_Work instructions_
Reproduce all the material exactly, minus any pictures it holds.

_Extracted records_

• • • •

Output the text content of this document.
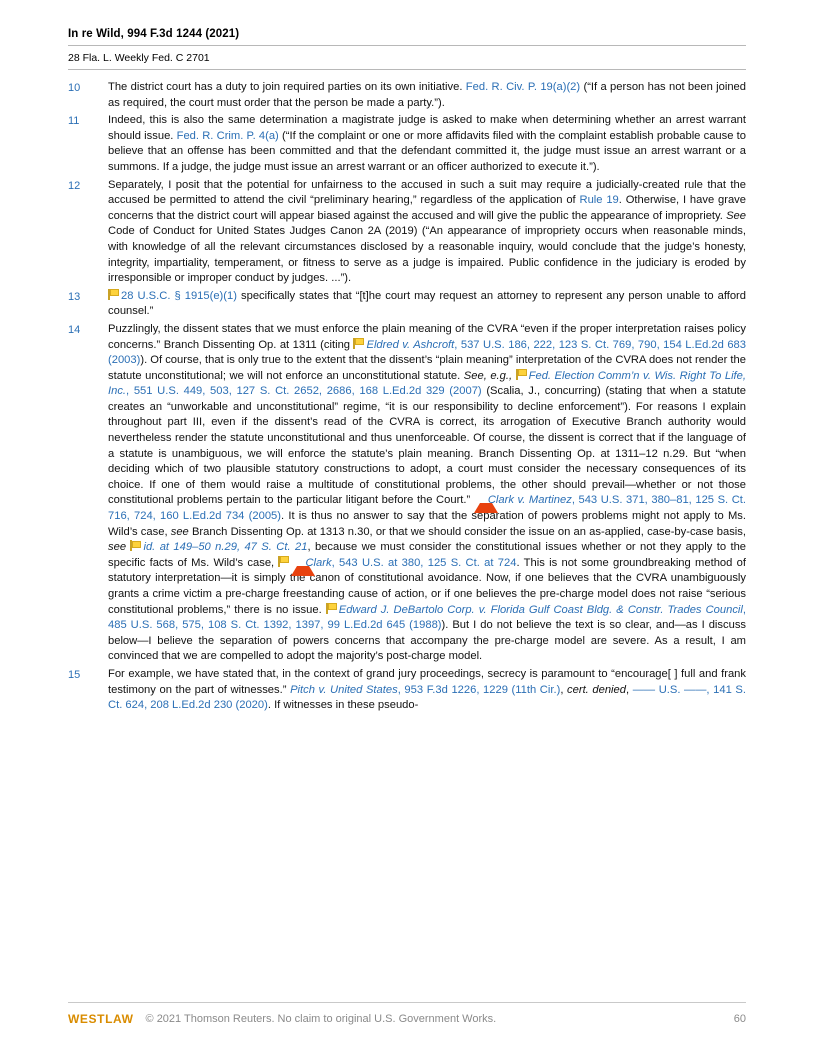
In re Wild, 994 F.3d 1244 (2021)
28 Fla. L. Weekly Fed. C 2701
10	The district court has a duty to join required parties on its own initiative. Fed. R. Civ. P. 19(a)(2) (“If a person has not been joined as required, the court must order that the person be made a party.”).
11	Indeed, this is also the same determination a magistrate judge is asked to make when determining whether an arrest warrant should issue. Fed. R. Crim. P. 4(a) (“If the complaint or one or more affidavits filed with the complaint establish probable cause to believe that an offense has been committed and that the defendant committed it, the judge must issue an arrest warrant or a summons. If a judge, the judge must issue an arrest warrant or an officer authorized to execute it.”).
12	Separately, I posit that the potential for unfairness to the accused in such a suit may require a judicially-created rule that the accused be permitted to attend the civil “preliminary hearing,” regardless of the application of Rule 19. Otherwise, I have grave concerns that the district court will appear biased against the accused and will give the public the appearance of impropriety. See Code of Conduct for United States Judges Canon 2A (2019) (“An appearance of impropriety occurs when reasonable minds, with knowledge of all the relevant circumstances disclosed by a reasonable inquiry, would conclude that the judge’s honesty, integrity, impartiality, temperament, or fitness to serve as a judge is impaired. Public confidence in the judiciary is eroded by irresponsible or improper conduct by judges. ...”).
13	28 U.S.C. § 1915(e)(1) specifically states that “[t]he court may request an attorney to represent any person unable to afford counsel.”
14	Puzzlingly, the dissent states that we must enforce the plain meaning of the CVRA “even if the proper interpretation raises policy concerns.” Branch Dissenting Op. at 1311 (citing Eldred v. Ashcroft, 537 U.S. 186, 222, 123 S. Ct. 769, 790, 154 L.Ed.2d 683 (2003)). Of course, that is only true to the extent that the dissent’s “plain meaning” interpretation of the CVRA does not render the statute unconstitutional; we will not enforce an unconstitutional statute. See, e.g., Fed. Election Comm’n v. Wis. Right To Life, Inc., 551 U.S. 449, 503, 127 S. Ct. 2652, 2686, 168 L.Ed.2d 329 (2007) (Scalia, J., concurring) (stating that when a statute creates an “unworkable and unconstitutional” regime, “it is our responsibility to decline enforcement”). For reasons I explain throughout part III, even if the dissent’s read of the CVRA is correct, its arrogation of Executive Branch authority would nevertheless render the statute unconstitutional and thus unenforceable. Of course, the dissent is correct that if the language of a statute is unambiguous, we will enforce the statute’s plain meaning. Branch Dissenting Op. at 1311–12 n.29. But “when deciding which of two plausible statutory constructions to adopt, a court must consider the necessary consequences of its choice. If one of them would raise a multitude of constitutional problems, the other should prevail—whether or not those constitutional problems pertain to the particular litigant before the Court.” ! Clark v. Martinez, 543 U.S. 371, 380–81, 125 S. Ct. 716, 724, 160 L.Ed.2d 734 (2005). It is thus no answer to say that the separation of powers problems might not apply to Ms. Wild’s case, see Branch Dissenting Op. at 1313 n.30, or that we should consider the issue on an as-applied, case-by-case basis, see id. at 149–50 n.29, 47 S. Ct. 21, because we must consider the constitutional issues whether or not they apply to the specific facts of Ms. Wild’s case,	! Clark, 543 U.S. at 380, 125 S. Ct. at 724. This is not some groundbreaking method of statutory interpretation—it is simply the canon of constitutional avoidance. Now, if one believes that the CVRA unambiguously grants a crime victim a pre-charge freestanding cause of action, or if one believes the pre-charge model does not raise “serious constitutional problems,” there is no issue. Edward J. DeBartolo Corp. v. Florida Gulf Coast Bldg. & Constr. Trades Council, 485 U.S. 568, 575, 108 S. Ct. 1392, 1397, 99 L.Ed.2d 645 (1988)). But I do not believe the text is so clear, and—as I discuss below—I believe the separation of powers concerns that accompany the pre-charge model are severe. As a result, I am convinced that we are compelled to adopt the majority’s post-charge model.
15	For example, we have stated that, in the context of grand jury proceedings, secrecy is paramount to “encourage[ ] full and frank testimony on the part of witnesses.” Pitch v. United States, 953 F.3d 1226, 1229 (11th Cir.), cert. denied, —— U.S. ——, 141 S. Ct. 624, 208 L.Ed.2d 230 (2020). If witnesses in these pseudo-
WESTLAW © 2021 Thomson Reuters. No claim to original U.S. Government Works.	60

• • • •

_Task answer_
Output the text content of this document.
In re Wild, 994 F.3d 1244 (2021)
28 Fla. L. Weekly Fed. C 2701
10	The district court has a duty to join required parties on its own initiative. Fed. R. Civ. P. 19(a)(2) (“If a person has not been joined as required, the court must order that the person be made a party.”).
11	Indeed, this is also the same determination a magistrate judge is asked to make when determining whether an arrest warrant should issue. Fed. R. Crim. P. 4(a) (“If the complaint or one or more affidavits filed with the complaint establish probable cause to believe that an offense has been committed and that the defendant committed it, the judge must issue an arrest warrant or a summons. If a judge, the judge must issue an arrest warrant or an officer authorized to execute it.”).
12	Separately, I posit that the potential for unfairness to the accused in such a suit may require a judicially-created rule that the accused be permitted to attend the civil “preliminary hearing,” regardless of the application of Rule 19. Otherwise, I have grave concerns that the district court will appear biased against the accused and will give the public the appearance of impropriety. See Code of Conduct for United States Judges Canon 2A (2019) (“An appearance of impropriety occurs when reasonable minds, with knowledge of all the relevant circumstances disclosed by a reasonable inquiry, would conclude that the judge’s honesty, integrity, impartiality, temperament, or fitness to serve as a judge is impaired. Public confidence in the judiciary is eroded by irresponsible or improper conduct by judges. ...”).
13	28 U.S.C. § 1915(e)(1) specifically states that “[t]he court may request an attorney to represent any person unable to afford counsel.”
14	Puzzlingly, the dissent states that we must enforce the plain meaning of the CVRA “even if the proper interpretation raises policy concerns.” Branch Dissenting Op. at 1311 (citing Eldred v. Ashcroft, 537 U.S. 186, 222, 123 S. Ct. 769, 790, 154 L.Ed.2d 683 (2003)). Of course, that is only true to the extent that the dissent’s “plain meaning” interpretation of the CVRA does not render the statute unconstitutional; we will not enforce an unconstitutional statute. See, e.g., Fed. Election Comm’n v. Wis. Right To Life, Inc., 551 U.S. 449, 503, 127 S. Ct. 2652, 2686, 168 L.Ed.2d 329 (2007) (Scalia, J., concurring) (stating that when a statute creates an “unworkable and unconstitutional” regime, “it is our responsibility to decline enforcement”). For reasons I explain throughout part III, even if the dissent’s read of the CVRA is correct, its arrogation of Executive Branch authority would nevertheless render the statute unconstitutional and thus unenforceable. Of course, the dissent is correct that if the language of a statute is unambiguous, we will enforce the statute’s plain meaning. Branch Dissenting Op. at 1311–12 n.29. But “when deciding which of two plausible statutory constructions to adopt, a court must consider the necessary consequences of its choice. If one of them would raise a multitude of constitutional problems, the other should prevail—whether or not those constitutional problems pertain to the particular litigant before the Court.” ! Clark v. Martinez, 543 U.S. 371, 380–81, 125 S. Ct. 716, 724, 160 L.Ed.2d 734 (2005). It is thus no answer to say that the separation of powers problems might not apply to Ms. Wild’s case, see Branch Dissenting Op. at 1313 n.30, or that we should consider the issue on an as-applied, case-by-case basis, see id. at 149–50 n.29, 47 S. Ct. 21, because we must consider the constitutional issues whether or not they apply to the specific facts of Ms. Wild’s case,	! Clark, 543 U.S. at 380, 125 S. Ct. at 724. This is not some groundbreaking method of statutory interpretation—it is simply the canon of constitutional avoidance. Now, if one believes that the CVRA unambiguously grants a crime victim a pre-charge freestanding cause of action, or if one believes the pre-charge model does not raise “serious constitutional problems,” there is no issue. Edward J. DeBartolo Corp. v. Florida Gulf Coast Bldg. & Constr. Trades Council, 485 U.S. 568, 575, 108 S. Ct. 1392, 1397, 99 L.Ed.2d 645 (1988)). But I do not believe the text is so clear, and—as I discuss below—I believe the separation of powers concerns that accompany the pre-charge model are severe. As a result, I am convinced that we are compelled to adopt the majority’s post-charge model.
15	For example, we have stated that, in the context of grand jury proceedings, secrecy is paramount to “encourage[ ] full and frank testimony on the part of witnesses.” Pitch v. United States, 953 F.3d 1226, 1229 (11th Cir.), cert. denied, —— U.S. ——, 141 S. Ct. 624, 208 L.Ed.2d 230 (2020). If witnesses in these pseudo-
WESTLAW © 2021 Thomson Reuters. No claim to original U.S. Government Works.	60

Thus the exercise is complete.